**WHAT YOU NEED TO DO**: Check each line of the data for "image" and select those that have it.

(Records from a data collection)
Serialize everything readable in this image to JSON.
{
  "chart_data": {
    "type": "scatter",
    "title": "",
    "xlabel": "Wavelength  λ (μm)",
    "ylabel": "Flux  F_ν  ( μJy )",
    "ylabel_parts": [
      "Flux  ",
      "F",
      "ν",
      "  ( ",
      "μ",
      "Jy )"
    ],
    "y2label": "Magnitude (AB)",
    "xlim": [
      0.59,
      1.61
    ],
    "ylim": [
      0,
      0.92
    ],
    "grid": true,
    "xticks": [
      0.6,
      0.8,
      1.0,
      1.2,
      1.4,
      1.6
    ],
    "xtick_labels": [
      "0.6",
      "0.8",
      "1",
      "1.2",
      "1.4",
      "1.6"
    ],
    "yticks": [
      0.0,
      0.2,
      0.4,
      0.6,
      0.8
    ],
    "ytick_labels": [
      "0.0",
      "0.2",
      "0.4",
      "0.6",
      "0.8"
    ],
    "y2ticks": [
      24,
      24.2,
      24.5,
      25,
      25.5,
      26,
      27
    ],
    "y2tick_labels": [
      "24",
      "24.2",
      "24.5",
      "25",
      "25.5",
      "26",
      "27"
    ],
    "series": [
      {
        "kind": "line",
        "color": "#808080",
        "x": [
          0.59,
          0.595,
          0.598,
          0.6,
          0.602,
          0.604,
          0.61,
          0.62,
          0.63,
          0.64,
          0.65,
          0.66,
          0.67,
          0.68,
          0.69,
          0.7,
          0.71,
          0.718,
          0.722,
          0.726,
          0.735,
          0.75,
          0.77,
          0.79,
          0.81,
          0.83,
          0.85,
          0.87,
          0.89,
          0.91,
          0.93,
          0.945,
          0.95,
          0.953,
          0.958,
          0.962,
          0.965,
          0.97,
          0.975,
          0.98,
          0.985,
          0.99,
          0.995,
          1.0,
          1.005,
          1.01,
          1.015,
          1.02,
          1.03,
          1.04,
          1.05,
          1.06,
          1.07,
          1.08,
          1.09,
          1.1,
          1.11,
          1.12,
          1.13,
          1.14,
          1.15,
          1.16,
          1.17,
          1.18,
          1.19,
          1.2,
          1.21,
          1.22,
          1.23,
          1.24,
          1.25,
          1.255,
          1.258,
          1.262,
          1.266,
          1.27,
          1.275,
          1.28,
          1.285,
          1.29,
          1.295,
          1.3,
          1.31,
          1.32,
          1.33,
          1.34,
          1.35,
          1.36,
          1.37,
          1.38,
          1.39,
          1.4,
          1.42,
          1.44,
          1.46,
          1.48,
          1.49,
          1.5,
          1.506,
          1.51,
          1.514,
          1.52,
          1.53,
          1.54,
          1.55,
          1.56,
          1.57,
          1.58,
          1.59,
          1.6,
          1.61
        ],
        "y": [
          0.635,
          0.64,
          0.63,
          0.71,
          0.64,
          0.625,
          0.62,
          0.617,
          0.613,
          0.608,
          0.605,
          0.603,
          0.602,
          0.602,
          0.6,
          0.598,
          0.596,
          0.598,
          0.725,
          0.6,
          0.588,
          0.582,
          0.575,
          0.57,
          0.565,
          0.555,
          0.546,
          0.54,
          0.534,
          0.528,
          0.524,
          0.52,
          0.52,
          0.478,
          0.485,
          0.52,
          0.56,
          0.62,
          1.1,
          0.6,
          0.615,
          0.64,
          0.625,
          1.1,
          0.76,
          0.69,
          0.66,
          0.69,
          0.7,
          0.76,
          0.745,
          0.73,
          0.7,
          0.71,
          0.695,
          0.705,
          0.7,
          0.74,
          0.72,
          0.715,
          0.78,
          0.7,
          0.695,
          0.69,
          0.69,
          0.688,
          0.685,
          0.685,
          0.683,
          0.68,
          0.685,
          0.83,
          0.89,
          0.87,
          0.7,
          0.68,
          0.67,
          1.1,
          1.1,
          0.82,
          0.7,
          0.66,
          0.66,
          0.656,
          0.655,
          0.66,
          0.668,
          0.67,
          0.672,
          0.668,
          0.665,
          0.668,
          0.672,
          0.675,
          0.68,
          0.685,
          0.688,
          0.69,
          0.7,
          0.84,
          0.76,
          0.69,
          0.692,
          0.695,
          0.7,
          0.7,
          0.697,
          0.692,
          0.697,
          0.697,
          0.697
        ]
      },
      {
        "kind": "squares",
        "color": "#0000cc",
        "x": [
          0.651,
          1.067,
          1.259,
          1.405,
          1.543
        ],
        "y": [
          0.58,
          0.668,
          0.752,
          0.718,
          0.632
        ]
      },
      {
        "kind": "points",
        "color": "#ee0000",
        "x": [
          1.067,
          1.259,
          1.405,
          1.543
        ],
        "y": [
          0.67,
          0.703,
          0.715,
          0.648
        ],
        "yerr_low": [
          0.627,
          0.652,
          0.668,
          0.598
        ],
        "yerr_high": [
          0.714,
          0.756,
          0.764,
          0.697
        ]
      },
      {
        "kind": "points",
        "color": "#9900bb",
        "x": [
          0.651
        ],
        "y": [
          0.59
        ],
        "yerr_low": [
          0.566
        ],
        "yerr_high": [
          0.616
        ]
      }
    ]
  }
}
...
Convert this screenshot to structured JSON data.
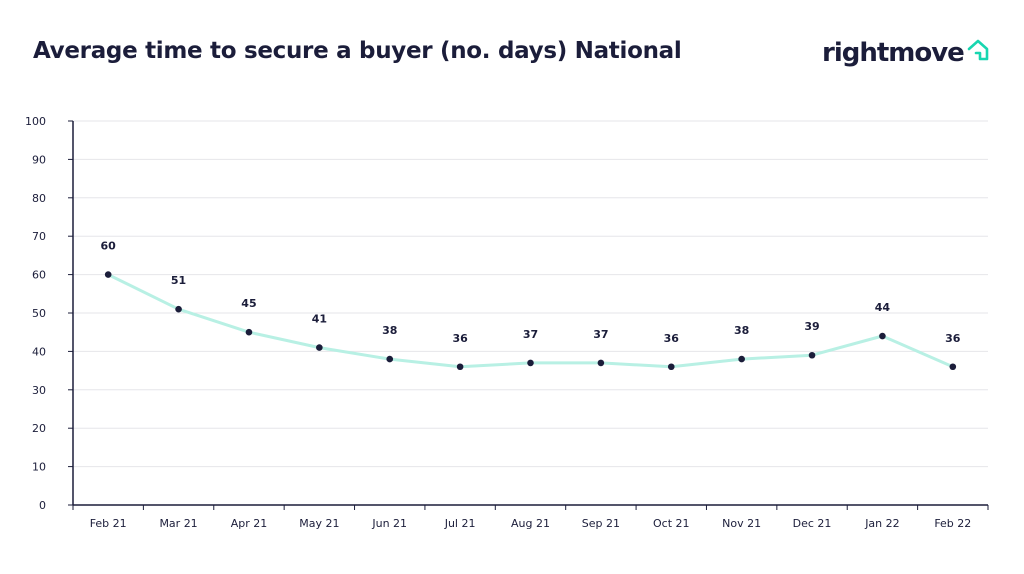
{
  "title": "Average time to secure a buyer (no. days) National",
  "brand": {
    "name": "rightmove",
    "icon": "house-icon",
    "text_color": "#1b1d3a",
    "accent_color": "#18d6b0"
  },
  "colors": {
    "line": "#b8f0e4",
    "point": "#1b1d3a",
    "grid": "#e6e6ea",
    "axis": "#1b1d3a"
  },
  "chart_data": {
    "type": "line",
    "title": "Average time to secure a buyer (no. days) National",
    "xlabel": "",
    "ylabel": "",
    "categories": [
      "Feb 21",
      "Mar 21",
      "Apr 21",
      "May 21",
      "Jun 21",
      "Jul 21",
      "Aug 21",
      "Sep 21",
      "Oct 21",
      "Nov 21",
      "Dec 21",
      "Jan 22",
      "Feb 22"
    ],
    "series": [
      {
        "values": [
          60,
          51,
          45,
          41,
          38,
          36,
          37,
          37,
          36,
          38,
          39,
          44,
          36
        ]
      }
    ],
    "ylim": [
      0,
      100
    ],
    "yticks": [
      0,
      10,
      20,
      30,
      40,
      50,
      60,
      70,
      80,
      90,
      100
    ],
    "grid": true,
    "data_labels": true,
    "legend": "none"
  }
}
* * *
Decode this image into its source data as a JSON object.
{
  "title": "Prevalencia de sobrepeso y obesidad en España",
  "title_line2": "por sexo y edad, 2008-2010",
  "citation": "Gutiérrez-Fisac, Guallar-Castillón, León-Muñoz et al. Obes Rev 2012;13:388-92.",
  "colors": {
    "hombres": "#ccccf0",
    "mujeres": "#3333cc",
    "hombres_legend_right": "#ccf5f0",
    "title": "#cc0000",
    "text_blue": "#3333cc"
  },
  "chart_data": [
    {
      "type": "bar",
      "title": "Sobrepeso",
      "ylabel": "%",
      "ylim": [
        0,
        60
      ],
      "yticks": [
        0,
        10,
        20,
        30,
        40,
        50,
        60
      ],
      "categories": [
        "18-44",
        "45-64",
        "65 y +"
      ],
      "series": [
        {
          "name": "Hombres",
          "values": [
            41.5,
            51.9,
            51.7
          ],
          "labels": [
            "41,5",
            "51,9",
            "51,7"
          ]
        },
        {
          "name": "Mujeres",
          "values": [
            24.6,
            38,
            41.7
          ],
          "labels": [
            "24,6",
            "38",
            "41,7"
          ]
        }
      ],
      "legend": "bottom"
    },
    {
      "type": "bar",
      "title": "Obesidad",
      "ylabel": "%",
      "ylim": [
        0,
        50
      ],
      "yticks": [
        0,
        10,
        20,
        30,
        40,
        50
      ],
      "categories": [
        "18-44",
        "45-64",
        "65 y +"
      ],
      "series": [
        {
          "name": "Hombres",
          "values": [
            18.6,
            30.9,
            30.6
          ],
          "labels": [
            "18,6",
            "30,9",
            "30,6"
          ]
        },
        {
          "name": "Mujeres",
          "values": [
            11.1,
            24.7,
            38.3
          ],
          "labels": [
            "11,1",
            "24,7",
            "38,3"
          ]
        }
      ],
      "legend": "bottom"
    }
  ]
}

**ANSWER TO THE PROBLEM**:
Serialize everything readable in this image to JSON.
Decode this image into its source data as a JSON object.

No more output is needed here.